* Task description
Go through the records underneath and write each one out again exactly.

* Stored data entries
--------------------------------

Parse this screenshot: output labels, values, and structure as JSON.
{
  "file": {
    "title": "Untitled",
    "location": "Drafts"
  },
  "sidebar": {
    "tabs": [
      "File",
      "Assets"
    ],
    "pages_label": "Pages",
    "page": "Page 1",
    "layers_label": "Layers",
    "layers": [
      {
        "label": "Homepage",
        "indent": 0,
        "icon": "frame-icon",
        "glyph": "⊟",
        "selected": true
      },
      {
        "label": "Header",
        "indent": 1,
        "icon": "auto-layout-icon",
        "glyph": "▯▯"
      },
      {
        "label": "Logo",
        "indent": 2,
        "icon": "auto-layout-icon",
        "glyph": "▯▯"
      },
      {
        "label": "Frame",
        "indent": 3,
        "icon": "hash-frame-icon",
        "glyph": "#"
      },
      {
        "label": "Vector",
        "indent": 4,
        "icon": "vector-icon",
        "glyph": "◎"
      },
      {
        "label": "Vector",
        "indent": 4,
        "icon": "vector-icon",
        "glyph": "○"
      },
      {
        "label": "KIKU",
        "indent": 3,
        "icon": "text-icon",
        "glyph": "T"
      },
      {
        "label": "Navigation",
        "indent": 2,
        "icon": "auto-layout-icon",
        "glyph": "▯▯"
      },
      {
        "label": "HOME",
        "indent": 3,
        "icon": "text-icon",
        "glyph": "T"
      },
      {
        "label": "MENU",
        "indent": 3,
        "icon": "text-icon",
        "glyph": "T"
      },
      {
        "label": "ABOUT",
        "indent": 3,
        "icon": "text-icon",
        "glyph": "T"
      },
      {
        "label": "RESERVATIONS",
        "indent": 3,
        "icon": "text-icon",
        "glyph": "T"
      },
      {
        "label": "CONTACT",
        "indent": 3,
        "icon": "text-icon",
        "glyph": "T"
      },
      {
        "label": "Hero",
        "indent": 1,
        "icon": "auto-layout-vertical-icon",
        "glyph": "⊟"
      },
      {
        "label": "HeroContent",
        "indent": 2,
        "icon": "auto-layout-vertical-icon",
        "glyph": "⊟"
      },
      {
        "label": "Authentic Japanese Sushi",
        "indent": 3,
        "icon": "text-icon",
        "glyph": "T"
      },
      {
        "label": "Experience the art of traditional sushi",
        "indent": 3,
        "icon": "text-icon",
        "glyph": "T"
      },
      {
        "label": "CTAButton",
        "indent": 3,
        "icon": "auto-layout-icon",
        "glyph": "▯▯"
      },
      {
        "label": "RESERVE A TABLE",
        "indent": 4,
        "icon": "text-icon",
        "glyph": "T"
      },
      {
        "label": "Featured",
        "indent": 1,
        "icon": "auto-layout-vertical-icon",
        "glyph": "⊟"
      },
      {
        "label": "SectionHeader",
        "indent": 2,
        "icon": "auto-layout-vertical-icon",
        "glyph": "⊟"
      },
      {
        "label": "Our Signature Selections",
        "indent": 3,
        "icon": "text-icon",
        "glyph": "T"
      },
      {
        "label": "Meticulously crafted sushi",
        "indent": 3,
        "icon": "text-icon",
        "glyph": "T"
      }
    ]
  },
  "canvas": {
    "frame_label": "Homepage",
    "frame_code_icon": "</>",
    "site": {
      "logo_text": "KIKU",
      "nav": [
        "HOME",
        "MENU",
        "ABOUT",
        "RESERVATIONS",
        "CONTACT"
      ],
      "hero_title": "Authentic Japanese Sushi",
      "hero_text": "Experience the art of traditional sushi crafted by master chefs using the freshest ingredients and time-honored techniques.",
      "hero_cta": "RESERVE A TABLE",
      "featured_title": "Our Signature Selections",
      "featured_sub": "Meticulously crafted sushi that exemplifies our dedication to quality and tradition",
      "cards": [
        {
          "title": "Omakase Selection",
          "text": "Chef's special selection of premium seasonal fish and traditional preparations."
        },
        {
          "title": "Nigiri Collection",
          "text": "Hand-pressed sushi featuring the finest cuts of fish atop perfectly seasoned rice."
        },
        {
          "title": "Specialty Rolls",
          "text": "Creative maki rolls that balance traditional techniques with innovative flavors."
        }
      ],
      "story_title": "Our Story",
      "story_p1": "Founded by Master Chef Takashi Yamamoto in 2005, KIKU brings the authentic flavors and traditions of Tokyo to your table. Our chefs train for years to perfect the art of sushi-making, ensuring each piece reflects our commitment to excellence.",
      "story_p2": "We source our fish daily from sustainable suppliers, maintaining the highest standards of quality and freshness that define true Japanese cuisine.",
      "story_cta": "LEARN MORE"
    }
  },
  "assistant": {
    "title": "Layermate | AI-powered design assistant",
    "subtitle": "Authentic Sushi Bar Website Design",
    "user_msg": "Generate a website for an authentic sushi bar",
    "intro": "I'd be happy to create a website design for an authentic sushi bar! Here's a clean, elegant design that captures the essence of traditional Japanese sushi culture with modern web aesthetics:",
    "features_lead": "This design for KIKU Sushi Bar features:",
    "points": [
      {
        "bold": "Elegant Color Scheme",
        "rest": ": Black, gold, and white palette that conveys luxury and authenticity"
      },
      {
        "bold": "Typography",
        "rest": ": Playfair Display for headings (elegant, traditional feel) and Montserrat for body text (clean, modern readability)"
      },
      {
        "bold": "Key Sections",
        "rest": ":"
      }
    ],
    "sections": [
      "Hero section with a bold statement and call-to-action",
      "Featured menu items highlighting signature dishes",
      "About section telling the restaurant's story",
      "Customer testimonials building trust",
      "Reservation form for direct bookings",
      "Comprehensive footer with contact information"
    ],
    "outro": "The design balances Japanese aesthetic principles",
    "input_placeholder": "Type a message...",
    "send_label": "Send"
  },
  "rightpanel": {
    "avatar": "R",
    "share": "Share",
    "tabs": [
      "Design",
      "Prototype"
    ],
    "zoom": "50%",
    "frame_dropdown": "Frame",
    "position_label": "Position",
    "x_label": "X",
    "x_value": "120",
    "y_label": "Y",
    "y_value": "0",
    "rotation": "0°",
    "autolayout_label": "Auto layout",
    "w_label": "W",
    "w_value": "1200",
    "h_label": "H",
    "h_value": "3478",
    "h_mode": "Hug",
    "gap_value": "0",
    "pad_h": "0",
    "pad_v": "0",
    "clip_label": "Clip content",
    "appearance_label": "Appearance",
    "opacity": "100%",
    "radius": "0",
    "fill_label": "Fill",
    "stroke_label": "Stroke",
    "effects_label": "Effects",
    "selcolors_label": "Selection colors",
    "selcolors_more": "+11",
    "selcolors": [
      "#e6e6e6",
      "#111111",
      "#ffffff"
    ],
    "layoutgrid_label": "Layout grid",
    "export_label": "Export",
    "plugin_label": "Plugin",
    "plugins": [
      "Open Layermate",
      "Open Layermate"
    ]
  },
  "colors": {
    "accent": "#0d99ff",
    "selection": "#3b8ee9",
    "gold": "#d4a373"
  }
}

--------------------------------

* Answer in full
Parse this screenshot: output labels, values, and structure as JSON.
{
  "file": {
    "title": "Untitled",
    "location": "Drafts"
  },
  "sidebar": {
    "tabs": [
      "File",
      "Assets"
    ],
    "pages_label": "Pages",
    "page": "Page 1",
    "layers_label": "Layers",
    "layers": [
      {
        "label": "Homepage",
        "indent": 0,
        "icon": "frame-icon",
        "glyph": "⊟",
        "selected": true
      },
      {
        "label": "Header",
        "indent": 1,
        "icon": "auto-layout-icon",
        "glyph": "▯▯"
      },
      {
        "label": "Logo",
        "indent": 2,
        "icon": "auto-layout-icon",
        "glyph": "▯▯"
      },
      {
        "label": "Frame",
        "indent": 3,
        "icon": "hash-frame-icon",
        "glyph": "#"
      },
      {
        "label": "Vector",
        "indent": 4,
        "icon": "vector-icon",
        "glyph": "◎"
      },
      {
        "label": "Vector",
        "indent": 4,
        "icon": "vector-icon",
        "glyph": "○"
      },
      {
        "label": "KIKU",
        "indent": 3,
        "icon": "text-icon",
        "glyph": "T"
      },
      {
        "label": "Navigation",
        "indent": 2,
        "icon": "auto-layout-icon",
        "glyph": "▯▯"
      },
      {
        "label": "HOME",
        "indent": 3,
        "icon": "text-icon",
        "glyph": "T"
      },
      {
        "label": "MENU",
        "indent": 3,
        "icon": "text-icon",
        "glyph": "T"
      },
      {
        "label": "ABOUT",
        "indent": 3,
        "icon": "text-icon",
        "glyph": "T"
      },
      {
        "label": "RESERVATIONS",
        "indent": 3,
        "icon": "text-icon",
        "glyph": "T"
      },
      {
        "label": "CONTACT",
        "indent": 3,
        "icon": "text-icon",
        "glyph": "T"
      },
      {
        "label": "Hero",
        "indent": 1,
        "icon": "auto-layout-vertical-icon",
        "glyph": "⊟"
      },
      {
        "label": "HeroContent",
        "indent": 2,
        "icon": "auto-layout-vertical-icon",
        "glyph": "⊟"
      },
      {
        "label": "Authentic Japanese Sushi",
        "indent": 3,
        "icon": "text-icon",
        "glyph": "T"
      },
      {
        "label": "Experience the art of traditional sushi",
        "indent": 3,
        "icon": "text-icon",
        "glyph": "T"
      },
      {
        "label": "CTAButton",
        "indent": 3,
        "icon": "auto-layout-icon",
        "glyph": "▯▯"
      },
      {
        "label": "RESERVE A TABLE",
        "indent": 4,
        "icon": "text-icon",
        "glyph": "T"
      },
      {
        "label": "Featured",
        "indent": 1,
        "icon": "auto-layout-vertical-icon",
        "glyph": "⊟"
      },
      {
        "label": "SectionHeader",
        "indent": 2,
        "icon": "auto-layout-vertical-icon",
        "glyph": "⊟"
      },
      {
        "label": "Our Signature Selections",
        "indent": 3,
        "icon": "text-icon",
        "glyph": "T"
      },
      {
        "label": "Meticulously crafted sushi",
        "indent": 3,
        "icon": "text-icon",
        "glyph": "T"
      }
    ]
  },
  "canvas": {
    "frame_label": "Homepage",
    "frame_code_icon": "</>",
    "site": {
      "logo_text": "KIKU",
      "nav": [
        "HOME",
        "MENU",
        "ABOUT",
        "RESERVATIONS",
        "CONTACT"
      ],
      "hero_title": "Authentic Japanese Sushi",
      "hero_text": "Experience the art of traditional sushi crafted by master chefs using the freshest ingredients and time-honored techniques.",
      "hero_cta": "RESERVE A TABLE",
      "featured_title": "Our Signature Selections",
      "featured_sub": "Meticulously crafted sushi that exemplifies our dedication to quality and tradition",
      "cards": [
        {
          "title": "Omakase Selection",
          "text": "Chef's special selection of premium seasonal fish and traditional preparations."
        },
        {
          "title": "Nigiri Collection",
          "text": "Hand-pressed sushi featuring the finest cuts of fish atop perfectly seasoned rice."
        },
        {
          "title": "Specialty Rolls",
          "text": "Creative maki rolls that balance traditional techniques with innovative flavors."
        }
      ],
      "story_title": "Our Story",
      "story_p1": "Founded by Master Chef Takashi Yamamoto in 2005, KIKU brings the authentic flavors and traditions of Tokyo to your table. Our chefs train for years to perfect the art of sushi-making, ensuring each piece reflects our commitment to excellence.",
      "story_p2": "We source our fish daily from sustainable suppliers, maintaining the highest standards of quality and freshness that define true Japanese cuisine.",
      "story_cta": "LEARN MORE"
    }
  },
  "assistant": {
    "title": "Layermate | AI-powered design assistant",
    "subtitle": "Authentic Sushi Bar Website Design",
    "user_msg": "Generate a website for an authentic sushi bar",
    "intro": "I'd be happy to create a website design for an authentic sushi bar! Here's a clean, elegant design that captures the essence of traditional Japanese sushi culture with modern web aesthetics:",
    "features_lead": "This design for KIKU Sushi Bar features:",
    "points": [
      {
        "bold": "Elegant Color Scheme",
        "rest": ": Black, gold, and white palette that conveys luxury and authenticity"
      },
      {
        "bold": "Typography",
        "rest": ": Playfair Display for headings (elegant, traditional feel) and Montserrat for body text (clean, modern readability)"
      },
      {
        "bold": "Key Sections",
        "rest": ":"
      }
    ],
    "sections": [
      "Hero section with a bold statement and call-to-action",
      "Featured menu items highlighting signature dishes",
      "About section telling the restaurant's story",
      "Customer testimonials building trust",
      "Reservation form for direct bookings",
      "Comprehensive footer with contact information"
    ],
    "outro": "The design balances Japanese aesthetic principles",
    "input_placeholder": "Type a message...",
    "send_label": "Send"
  },
  "rightpanel": {
    "avatar": "R",
    "share": "Share",
    "tabs": [
      "Design",
      "Prototype"
    ],
    "zoom": "50%",
    "frame_dropdown": "Frame",
    "position_label": "Position",
    "x_label": "X",
    "x_value": "120",
    "y_label": "Y",
    "y_value": "0",
    "rotation": "0°",
    "autolayout_label": "Auto layout",
    "w_label": "W",
    "w_value": "1200",
    "h_label": "H",
    "h_value": "3478",
    "h_mode": "Hug",
    "gap_value": "0",
    "pad_h": "0",
    "pad_v": "0",
    "clip_label": "Clip content",
    "appearance_label": "Appearance",
    "opacity": "100%",
    "radius": "0",
    "fill_label": "Fill",
    "stroke_label": "Stroke",
    "effects_label": "Effects",
    "selcolors_label": "Selection colors",
    "selcolors_more": "+11",
    "selcolors": [
      "#e6e6e6",
      "#111111",
      "#ffffff"
    ],
    "layoutgrid_label": "Layout grid",
    "export_label": "Export",
    "plugin_label": "Plugin",
    "plugins": [
      "Open Layermate",
      "Open Layermate"
    ]
  },
  "colors": {
    "accent": "#0d99ff",
    "selection": "#3b8ee9",
    "gold": "#d4a373"
  }
}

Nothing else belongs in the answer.